• Provided data:

───

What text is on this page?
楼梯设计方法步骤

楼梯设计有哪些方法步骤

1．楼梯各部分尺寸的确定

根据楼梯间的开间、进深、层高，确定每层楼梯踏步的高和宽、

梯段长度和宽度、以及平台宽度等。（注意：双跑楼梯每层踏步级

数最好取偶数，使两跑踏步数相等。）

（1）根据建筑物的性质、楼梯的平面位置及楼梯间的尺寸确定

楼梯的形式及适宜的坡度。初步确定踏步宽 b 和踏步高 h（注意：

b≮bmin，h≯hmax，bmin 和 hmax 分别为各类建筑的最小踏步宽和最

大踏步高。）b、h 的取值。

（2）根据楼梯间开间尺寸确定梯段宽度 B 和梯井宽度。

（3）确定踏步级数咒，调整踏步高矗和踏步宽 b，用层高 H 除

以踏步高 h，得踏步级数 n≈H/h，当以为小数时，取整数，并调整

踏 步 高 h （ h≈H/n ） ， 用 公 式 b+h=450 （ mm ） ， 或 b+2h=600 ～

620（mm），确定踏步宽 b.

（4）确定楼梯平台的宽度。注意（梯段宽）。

───

• Problem:
Go through the records above and retype each one exactly.

• Written solution:
What text is on this page?
楼梯设计方法步骤

楼梯设计有哪些方法步骤

1．楼梯各部分尺寸的确定

根据楼梯间的开间、进深、层高，确定每层楼梯踏步的高和宽、

梯段长度和宽度、以及平台宽度等。（注意：双跑楼梯每层踏步级

数最好取偶数，使两跑踏步数相等。）

（1）根据建筑物的性质、楼梯的平面位置及楼梯间的尺寸确定

楼梯的形式及适宜的坡度。初步确定踏步宽 b 和踏步高 h（注意：

b≮bmin，h≯hmax，bmin 和 hmax 分别为各类建筑的最小踏步宽和最

大踏步高。）b、h 的取值。

（2）根据楼梯间开间尺寸确定梯段宽度 B 和梯井宽度。

（3）确定踏步级数咒，调整踏步高矗和踏步宽 b，用层高 H 除

以踏步高 h，得踏步级数 n≈H/h，当以为小数时，取整数，并调整

踏 步 高 h （ h≈H/n ） ， 用 公 式 b+h=450 （ mm ） ， 或 b+2h=600 ～

620（mm），确定踏步宽 b.

（4）确定楼梯平台的宽度。注意（梯段宽）。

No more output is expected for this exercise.